_Saved entries_.
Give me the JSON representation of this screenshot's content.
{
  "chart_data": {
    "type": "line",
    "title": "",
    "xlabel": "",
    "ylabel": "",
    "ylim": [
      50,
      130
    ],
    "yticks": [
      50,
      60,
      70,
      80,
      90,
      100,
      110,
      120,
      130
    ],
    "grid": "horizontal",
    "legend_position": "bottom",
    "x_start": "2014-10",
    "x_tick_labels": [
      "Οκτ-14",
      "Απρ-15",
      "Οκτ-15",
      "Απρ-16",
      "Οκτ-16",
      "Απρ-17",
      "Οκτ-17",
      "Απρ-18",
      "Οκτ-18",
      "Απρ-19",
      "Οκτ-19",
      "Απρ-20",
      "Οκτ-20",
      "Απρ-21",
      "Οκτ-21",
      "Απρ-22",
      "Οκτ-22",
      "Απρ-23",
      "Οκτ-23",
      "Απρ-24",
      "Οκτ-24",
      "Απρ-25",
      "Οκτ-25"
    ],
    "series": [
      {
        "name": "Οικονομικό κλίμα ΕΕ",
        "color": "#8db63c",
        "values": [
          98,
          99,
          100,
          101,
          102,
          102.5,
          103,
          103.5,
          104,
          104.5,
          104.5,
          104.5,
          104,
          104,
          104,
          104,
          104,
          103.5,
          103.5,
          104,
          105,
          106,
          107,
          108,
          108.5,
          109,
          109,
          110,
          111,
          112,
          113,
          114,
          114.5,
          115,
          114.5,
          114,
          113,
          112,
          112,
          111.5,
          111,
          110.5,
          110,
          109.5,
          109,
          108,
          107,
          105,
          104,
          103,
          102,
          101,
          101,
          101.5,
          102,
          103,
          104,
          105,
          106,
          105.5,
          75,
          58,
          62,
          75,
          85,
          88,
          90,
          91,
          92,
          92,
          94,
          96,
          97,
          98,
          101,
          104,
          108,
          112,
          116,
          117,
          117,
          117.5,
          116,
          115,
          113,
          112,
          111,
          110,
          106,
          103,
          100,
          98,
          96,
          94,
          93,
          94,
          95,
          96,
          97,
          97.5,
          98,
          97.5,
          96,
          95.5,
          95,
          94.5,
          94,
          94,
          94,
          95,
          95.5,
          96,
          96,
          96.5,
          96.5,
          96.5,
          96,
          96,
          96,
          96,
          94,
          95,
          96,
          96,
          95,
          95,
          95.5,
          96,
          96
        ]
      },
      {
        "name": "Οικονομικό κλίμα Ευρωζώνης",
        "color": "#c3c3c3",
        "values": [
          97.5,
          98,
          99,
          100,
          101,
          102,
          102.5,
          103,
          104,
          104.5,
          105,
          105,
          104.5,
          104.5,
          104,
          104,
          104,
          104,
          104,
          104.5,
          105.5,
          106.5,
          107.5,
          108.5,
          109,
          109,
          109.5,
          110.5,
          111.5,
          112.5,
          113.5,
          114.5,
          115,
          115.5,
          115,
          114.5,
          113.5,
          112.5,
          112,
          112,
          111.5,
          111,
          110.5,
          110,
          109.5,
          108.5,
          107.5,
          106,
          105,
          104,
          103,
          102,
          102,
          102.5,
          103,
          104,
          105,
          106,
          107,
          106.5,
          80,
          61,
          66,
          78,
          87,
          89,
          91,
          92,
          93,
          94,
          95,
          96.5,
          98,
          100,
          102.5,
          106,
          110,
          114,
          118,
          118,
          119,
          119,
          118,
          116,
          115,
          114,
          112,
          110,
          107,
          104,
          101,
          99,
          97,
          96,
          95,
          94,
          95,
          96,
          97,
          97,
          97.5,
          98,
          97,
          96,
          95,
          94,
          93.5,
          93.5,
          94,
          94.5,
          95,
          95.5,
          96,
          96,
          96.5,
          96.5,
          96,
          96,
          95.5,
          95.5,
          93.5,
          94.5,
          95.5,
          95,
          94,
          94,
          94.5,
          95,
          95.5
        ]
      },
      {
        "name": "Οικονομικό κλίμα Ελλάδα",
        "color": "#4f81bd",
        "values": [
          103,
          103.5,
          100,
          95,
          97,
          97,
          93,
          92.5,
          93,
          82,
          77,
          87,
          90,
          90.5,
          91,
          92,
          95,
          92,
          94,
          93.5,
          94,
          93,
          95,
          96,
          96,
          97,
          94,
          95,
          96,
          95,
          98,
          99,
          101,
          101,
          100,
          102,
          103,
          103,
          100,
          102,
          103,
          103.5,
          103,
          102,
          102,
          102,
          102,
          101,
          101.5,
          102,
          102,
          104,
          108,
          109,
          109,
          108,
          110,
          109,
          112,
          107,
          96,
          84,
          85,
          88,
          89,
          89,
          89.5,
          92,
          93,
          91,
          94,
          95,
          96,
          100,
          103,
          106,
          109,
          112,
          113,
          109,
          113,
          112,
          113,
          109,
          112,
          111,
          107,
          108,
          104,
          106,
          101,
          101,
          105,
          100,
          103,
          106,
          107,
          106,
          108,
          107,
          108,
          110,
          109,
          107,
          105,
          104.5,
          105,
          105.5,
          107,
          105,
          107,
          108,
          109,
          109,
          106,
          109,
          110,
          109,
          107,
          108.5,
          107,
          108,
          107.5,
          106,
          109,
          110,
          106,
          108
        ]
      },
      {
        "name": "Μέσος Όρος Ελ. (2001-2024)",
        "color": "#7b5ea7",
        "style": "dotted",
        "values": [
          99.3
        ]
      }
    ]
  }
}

_To be done_. Give a word-for-word copy of the records.

_Final result_.
Give me the JSON representation of this screenshot's content.
{
  "chart_data": {
    "type": "line",
    "title": "",
    "xlabel": "",
    "ylabel": "",
    "ylim": [
      50,
      130
    ],
    "yticks": [
      50,
      60,
      70,
      80,
      90,
      100,
      110,
      120,
      130
    ],
    "grid": "horizontal",
    "legend_position": "bottom",
    "x_start": "2014-10",
    "x_tick_labels": [
      "Οκτ-14",
      "Απρ-15",
      "Οκτ-15",
      "Απρ-16",
      "Οκτ-16",
      "Απρ-17",
      "Οκτ-17",
      "Απρ-18",
      "Οκτ-18",
      "Απρ-19",
      "Οκτ-19",
      "Απρ-20",
      "Οκτ-20",
      "Απρ-21",
      "Οκτ-21",
      "Απρ-22",
      "Οκτ-22",
      "Απρ-23",
      "Οκτ-23",
      "Απρ-24",
      "Οκτ-24",
      "Απρ-25",
      "Οκτ-25"
    ],
    "series": [
      {
        "name": "Οικονομικό κλίμα ΕΕ",
        "color": "#8db63c",
        "values": [
          98,
          99,
          100,
          101,
          102,
          102.5,
          103,
          103.5,
          104,
          104.5,
          104.5,
          104.5,
          104,
          104,
          104,
          104,
          104,
          103.5,
          103.5,
          104,
          105,
          106,
          107,
          108,
          108.5,
          109,
          109,
          110,
          111,
          112,
          113,
          114,
          114.5,
          115,
          114.5,
          114,
          113,
          112,
          112,
          111.5,
          111,
          110.5,
          110,
          109.5,
          109,
          108,
          107,
          105,
          104,
          103,
          102,
          101,
          101,
          101.5,
          102,
          103,
          104,
          105,
          106,
          105.5,
          75,
          58,
          62,
          75,
          85,
          88,
          90,
          91,
          92,
          92,
          94,
          96,
          97,
          98,
          101,
          104,
          108,
          112,
          116,
          117,
          117,
          117.5,
          116,
          115,
          113,
          112,
          111,
          110,
          106,
          103,
          100,
          98,
          96,
          94,
          93,
          94,
          95,
          96,
          97,
          97.5,
          98,
          97.5,
          96,
          95.5,
          95,
          94.5,
          94,
          94,
          94,
          95,
          95.5,
          96,
          96,
          96.5,
          96.5,
          96.5,
          96,
          96,
          96,
          96,
          94,
          95,
          96,
          96,
          95,
          95,
          95.5,
          96,
          96
        ]
      },
      {
        "name": "Οικονομικό κλίμα Ευρωζώνης",
        "color": "#c3c3c3",
        "values": [
          97.5,
          98,
          99,
          100,
          101,
          102,
          102.5,
          103,
          104,
          104.5,
          105,
          105,
          104.5,
          104.5,
          104,
          104,
          104,
          104,
          104,
          104.5,
          105.5,
          106.5,
          107.5,
          108.5,
          109,
          109,
          109.5,
          110.5,
          111.5,
          112.5,
          113.5,
          114.5,
          115,
          115.5,
          115,
          114.5,
          113.5,
          112.5,
          112,
          112,
          111.5,
          111,
          110.5,
          110,
          109.5,
          108.5,
          107.5,
          106,
          105,
          104,
          103,
          102,
          102,
          102.5,
          103,
          104,
          105,
          106,
          107,
          106.5,
          80,
          61,
          66,
          78,
          87,
          89,
          91,
          92,
          93,
          94,
          95,
          96.5,
          98,
          100,
          102.5,
          106,
          110,
          114,
          118,
          118,
          119,
          119,
          118,
          116,
          115,
          114,
          112,
          110,
          107,
          104,
          101,
          99,
          97,
          96,
          95,
          94,
          95,
          96,
          97,
          97,
          97.5,
          98,
          97,
          96,
          95,
          94,
          93.5,
          93.5,
          94,
          94.5,
          95,
          95.5,
          96,
          96,
          96.5,
          96.5,
          96,
          96,
          95.5,
          95.5,
          93.5,
          94.5,
          95.5,
          95,
          94,
          94,
          94.5,
          95,
          95.5
        ]
      },
      {
        "name": "Οικονομικό κλίμα Ελλάδα",
        "color": "#4f81bd",
        "values": [
          103,
          103.5,
          100,
          95,
          97,
          97,
          93,
          92.5,
          93,
          82,
          77,
          87,
          90,
          90.5,
          91,
          92,
          95,
          92,
          94,
          93.5,
          94,
          93,
          95,
          96,
          96,
          97,
          94,
          95,
          96,
          95,
          98,
          99,
          101,
          101,
          100,
          102,
          103,
          103,
          100,
          102,
          103,
          103.5,
          103,
          102,
          102,
          102,
          102,
          101,
          101.5,
          102,
          102,
          104,
          108,
          109,
          109,
          108,
          110,
          109,
          112,
          107,
          96,
          84,
          85,
          88,
          89,
          89,
          89.5,
          92,
          93,
          91,
          94,
          95,
          96,
          100,
          103,
          106,
          109,
          112,
          113,
          109,
          113,
          112,
          113,
          109,
          112,
          111,
          107,
          108,
          104,
          106,
          101,
          101,
          105,
          100,
          103,
          106,
          107,
          106,
          108,
          107,
          108,
          110,
          109,
          107,
          105,
          104.5,
          105,
          105.5,
          107,
          105,
          107,
          108,
          109,
          109,
          106,
          109,
          110,
          109,
          107,
          108.5,
          107,
          108,
          107.5,
          106,
          109,
          110,
          106,
          108
        ]
      },
      {
        "name": "Μέσος Όρος Ελ. (2001-2024)",
        "color": "#7b5ea7",
        "style": "dotted",
        "values": [
          99.3
        ]
      }
    ]
  }
}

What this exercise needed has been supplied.